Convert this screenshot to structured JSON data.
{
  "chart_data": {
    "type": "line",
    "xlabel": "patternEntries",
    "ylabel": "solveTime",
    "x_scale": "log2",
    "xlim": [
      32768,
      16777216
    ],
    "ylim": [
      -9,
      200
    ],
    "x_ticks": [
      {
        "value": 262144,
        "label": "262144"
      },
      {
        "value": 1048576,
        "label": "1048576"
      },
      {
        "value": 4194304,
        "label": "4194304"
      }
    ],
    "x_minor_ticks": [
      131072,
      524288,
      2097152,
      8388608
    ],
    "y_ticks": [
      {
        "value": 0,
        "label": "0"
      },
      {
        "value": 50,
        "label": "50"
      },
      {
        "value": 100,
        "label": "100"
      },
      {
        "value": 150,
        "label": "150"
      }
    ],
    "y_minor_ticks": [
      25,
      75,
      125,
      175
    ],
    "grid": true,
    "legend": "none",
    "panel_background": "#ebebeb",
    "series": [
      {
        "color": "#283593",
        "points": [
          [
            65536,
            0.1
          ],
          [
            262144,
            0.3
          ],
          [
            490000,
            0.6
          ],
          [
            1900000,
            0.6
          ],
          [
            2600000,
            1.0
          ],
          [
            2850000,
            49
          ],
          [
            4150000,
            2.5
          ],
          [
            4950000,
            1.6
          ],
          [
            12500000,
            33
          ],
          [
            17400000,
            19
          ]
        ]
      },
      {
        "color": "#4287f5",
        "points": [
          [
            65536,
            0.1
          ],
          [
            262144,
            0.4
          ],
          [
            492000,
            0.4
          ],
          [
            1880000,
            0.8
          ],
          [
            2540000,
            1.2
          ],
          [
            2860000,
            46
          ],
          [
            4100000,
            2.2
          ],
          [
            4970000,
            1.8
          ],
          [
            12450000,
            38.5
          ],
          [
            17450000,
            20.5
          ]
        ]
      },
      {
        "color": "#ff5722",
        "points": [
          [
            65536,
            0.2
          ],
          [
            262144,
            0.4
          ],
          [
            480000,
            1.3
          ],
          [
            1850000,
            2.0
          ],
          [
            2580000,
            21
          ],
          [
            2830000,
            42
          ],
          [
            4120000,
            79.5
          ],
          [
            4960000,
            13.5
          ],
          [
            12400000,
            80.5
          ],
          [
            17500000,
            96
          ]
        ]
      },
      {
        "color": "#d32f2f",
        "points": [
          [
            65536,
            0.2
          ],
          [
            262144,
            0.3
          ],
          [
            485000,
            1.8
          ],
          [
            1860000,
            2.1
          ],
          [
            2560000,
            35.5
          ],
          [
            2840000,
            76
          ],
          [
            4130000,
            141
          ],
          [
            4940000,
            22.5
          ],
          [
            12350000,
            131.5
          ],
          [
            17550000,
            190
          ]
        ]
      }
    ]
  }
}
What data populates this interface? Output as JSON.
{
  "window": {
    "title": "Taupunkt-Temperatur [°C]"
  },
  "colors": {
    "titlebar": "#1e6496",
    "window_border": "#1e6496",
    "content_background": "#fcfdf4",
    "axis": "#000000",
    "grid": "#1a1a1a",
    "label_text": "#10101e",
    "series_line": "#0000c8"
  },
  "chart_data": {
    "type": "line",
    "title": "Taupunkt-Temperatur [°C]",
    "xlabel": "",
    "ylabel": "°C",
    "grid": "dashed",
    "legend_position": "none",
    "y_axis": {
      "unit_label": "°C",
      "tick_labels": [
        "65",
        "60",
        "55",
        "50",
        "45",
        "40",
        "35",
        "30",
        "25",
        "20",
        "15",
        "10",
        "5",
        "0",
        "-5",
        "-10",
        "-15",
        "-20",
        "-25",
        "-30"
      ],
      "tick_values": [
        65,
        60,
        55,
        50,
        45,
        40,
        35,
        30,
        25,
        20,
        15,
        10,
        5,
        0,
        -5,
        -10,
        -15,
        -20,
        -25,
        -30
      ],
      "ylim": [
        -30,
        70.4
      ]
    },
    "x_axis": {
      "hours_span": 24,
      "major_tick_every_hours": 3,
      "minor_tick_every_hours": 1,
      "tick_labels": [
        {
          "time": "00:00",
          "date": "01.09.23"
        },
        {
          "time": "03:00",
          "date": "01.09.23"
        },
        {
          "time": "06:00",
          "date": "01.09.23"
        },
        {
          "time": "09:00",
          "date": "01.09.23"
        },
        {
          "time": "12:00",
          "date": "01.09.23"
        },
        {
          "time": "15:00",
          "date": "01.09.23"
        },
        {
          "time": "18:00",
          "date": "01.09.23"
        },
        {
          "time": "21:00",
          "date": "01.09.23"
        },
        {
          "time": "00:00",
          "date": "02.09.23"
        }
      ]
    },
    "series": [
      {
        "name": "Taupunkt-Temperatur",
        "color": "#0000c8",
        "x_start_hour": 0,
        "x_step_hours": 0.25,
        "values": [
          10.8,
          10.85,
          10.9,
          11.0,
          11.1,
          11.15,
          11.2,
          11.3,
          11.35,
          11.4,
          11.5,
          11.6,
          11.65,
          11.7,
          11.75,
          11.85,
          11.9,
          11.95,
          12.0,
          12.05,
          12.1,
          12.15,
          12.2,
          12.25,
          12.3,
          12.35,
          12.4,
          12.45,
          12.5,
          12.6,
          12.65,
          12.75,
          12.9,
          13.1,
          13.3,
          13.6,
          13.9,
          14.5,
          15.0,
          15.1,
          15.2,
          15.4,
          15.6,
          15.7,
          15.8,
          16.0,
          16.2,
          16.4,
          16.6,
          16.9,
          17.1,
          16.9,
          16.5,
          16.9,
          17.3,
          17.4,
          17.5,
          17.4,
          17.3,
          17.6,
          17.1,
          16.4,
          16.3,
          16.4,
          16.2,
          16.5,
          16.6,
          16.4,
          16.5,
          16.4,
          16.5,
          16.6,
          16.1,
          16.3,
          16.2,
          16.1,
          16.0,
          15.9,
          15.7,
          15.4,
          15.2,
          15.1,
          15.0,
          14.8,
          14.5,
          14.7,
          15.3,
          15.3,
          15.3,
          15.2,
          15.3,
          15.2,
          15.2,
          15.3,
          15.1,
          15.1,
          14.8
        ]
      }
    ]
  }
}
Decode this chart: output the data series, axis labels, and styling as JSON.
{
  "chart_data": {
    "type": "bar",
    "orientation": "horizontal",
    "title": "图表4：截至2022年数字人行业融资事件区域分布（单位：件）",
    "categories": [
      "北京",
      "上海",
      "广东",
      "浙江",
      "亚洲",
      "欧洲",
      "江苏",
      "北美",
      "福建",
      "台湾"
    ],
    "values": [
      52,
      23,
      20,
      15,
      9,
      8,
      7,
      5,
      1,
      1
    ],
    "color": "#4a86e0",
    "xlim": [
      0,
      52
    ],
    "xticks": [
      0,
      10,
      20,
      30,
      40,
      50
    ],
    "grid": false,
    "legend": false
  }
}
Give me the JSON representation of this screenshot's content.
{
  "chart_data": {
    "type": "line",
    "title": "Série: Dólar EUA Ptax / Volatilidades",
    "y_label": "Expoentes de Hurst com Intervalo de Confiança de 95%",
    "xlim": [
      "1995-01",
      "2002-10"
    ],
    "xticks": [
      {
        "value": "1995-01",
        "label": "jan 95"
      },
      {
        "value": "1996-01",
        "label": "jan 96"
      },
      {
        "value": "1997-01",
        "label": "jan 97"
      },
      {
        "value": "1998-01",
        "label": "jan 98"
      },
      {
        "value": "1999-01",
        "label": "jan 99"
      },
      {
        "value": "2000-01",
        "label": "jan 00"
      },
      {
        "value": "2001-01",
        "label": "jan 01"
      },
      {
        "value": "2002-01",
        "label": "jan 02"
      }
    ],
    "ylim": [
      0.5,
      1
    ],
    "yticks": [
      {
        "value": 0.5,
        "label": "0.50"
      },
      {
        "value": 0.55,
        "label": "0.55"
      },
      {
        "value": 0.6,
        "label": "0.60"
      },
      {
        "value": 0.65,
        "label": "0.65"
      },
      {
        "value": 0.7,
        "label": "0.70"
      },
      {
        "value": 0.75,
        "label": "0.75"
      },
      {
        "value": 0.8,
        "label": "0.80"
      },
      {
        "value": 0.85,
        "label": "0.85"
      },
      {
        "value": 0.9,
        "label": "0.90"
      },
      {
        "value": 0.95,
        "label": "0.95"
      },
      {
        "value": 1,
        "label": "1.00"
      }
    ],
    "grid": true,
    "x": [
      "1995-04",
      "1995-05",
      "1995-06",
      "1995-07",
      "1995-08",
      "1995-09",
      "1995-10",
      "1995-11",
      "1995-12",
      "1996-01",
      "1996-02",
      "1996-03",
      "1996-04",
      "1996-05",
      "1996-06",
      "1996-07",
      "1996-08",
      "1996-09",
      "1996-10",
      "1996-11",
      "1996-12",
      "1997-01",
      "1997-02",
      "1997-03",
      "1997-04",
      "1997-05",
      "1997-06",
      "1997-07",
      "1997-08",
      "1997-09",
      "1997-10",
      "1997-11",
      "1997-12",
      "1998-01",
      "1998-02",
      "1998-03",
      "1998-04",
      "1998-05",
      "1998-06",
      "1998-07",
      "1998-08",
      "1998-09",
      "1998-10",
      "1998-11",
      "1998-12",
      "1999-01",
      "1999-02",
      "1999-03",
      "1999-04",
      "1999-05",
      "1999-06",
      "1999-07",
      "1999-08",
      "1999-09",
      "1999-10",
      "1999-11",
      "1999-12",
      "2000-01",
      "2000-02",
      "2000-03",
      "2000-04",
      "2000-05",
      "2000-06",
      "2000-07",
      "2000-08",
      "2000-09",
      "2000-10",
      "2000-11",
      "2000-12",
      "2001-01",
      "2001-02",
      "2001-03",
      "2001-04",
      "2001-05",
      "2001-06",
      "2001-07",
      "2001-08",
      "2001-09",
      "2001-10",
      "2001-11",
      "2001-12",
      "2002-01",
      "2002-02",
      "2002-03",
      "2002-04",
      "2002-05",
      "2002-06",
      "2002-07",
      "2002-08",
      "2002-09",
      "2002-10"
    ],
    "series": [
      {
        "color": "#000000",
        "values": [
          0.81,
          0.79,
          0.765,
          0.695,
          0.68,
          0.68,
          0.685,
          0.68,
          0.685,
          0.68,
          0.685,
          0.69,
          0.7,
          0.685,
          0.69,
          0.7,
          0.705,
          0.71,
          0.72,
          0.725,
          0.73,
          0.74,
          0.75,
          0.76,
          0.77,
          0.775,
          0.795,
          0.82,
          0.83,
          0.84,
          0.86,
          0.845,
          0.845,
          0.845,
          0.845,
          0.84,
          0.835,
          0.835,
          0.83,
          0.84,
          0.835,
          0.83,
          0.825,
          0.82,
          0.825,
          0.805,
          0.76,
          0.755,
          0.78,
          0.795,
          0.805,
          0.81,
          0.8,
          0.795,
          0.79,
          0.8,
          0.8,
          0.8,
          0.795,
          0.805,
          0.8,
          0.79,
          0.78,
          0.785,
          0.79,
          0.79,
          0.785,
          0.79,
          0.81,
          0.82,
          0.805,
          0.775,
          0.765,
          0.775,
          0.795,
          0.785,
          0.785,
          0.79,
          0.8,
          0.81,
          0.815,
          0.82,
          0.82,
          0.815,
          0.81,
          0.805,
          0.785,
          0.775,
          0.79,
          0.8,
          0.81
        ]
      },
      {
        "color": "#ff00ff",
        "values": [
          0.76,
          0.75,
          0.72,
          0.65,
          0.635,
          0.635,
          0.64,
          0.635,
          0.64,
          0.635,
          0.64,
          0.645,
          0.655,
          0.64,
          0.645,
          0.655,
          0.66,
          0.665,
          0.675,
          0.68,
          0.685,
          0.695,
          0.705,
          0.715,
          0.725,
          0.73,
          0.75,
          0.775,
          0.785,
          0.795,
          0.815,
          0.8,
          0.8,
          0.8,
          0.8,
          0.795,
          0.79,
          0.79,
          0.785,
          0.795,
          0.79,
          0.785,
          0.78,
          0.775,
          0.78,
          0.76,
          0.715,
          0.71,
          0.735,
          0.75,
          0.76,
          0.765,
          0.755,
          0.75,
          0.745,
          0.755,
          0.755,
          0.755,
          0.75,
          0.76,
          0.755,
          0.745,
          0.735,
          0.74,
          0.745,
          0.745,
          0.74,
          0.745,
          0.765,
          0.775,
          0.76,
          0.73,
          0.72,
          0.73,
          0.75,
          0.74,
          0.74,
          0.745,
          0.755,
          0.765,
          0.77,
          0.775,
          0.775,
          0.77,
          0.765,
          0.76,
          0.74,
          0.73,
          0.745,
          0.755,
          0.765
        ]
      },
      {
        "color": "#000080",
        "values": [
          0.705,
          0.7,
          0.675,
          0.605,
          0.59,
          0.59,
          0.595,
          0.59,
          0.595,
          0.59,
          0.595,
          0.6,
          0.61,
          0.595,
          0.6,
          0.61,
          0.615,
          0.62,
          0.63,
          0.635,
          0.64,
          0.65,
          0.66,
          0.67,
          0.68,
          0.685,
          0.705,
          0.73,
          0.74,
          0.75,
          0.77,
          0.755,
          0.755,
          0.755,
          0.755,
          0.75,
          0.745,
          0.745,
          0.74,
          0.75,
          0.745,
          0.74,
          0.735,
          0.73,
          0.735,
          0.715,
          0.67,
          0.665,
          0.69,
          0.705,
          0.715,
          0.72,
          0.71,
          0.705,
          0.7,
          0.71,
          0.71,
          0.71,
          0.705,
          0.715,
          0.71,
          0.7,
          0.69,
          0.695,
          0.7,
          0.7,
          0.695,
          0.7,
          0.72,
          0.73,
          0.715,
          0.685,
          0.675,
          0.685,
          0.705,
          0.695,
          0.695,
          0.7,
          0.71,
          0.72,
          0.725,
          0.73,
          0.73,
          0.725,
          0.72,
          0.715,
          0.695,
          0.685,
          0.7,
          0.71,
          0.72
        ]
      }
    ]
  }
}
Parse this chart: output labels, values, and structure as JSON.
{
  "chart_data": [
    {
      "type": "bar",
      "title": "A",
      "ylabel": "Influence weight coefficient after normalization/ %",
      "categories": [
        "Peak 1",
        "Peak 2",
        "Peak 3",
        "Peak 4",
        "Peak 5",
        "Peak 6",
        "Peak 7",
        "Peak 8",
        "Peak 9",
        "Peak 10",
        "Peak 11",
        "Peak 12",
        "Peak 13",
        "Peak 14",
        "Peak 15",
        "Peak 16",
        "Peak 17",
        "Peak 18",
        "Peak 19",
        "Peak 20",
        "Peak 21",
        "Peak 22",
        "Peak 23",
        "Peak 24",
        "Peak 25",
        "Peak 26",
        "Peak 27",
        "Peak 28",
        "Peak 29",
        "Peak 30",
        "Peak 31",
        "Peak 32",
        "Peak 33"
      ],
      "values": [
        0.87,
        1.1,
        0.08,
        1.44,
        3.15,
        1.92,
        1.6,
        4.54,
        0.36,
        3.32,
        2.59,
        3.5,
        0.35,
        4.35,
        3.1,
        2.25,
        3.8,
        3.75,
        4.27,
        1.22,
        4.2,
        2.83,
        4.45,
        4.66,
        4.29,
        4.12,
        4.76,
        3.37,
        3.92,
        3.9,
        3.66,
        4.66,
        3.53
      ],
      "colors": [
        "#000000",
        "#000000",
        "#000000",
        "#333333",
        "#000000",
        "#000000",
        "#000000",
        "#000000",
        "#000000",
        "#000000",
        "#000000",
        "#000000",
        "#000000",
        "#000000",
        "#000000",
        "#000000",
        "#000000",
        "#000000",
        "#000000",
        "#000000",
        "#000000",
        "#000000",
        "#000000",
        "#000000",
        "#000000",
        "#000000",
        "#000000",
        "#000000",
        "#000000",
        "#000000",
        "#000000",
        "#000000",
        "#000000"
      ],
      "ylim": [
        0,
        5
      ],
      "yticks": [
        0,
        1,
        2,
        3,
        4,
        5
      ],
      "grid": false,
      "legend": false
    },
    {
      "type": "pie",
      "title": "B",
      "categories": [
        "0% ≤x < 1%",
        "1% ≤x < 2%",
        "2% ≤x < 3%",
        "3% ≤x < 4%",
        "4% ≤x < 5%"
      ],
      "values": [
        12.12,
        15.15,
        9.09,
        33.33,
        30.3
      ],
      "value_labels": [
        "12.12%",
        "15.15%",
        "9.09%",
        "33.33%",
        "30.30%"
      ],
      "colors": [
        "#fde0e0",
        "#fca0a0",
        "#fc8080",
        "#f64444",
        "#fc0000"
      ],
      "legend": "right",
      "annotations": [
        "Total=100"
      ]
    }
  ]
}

------------

WORK TO COMPLETE >> Lines of the material that contain the word "ylabel" are to be gathered.

EXERCISE OUTPUT >>
    "ylabel": "solveTime",
    "ylabel": "°C",
      "ylabel": "Influence weight coefficient after normalization/ %",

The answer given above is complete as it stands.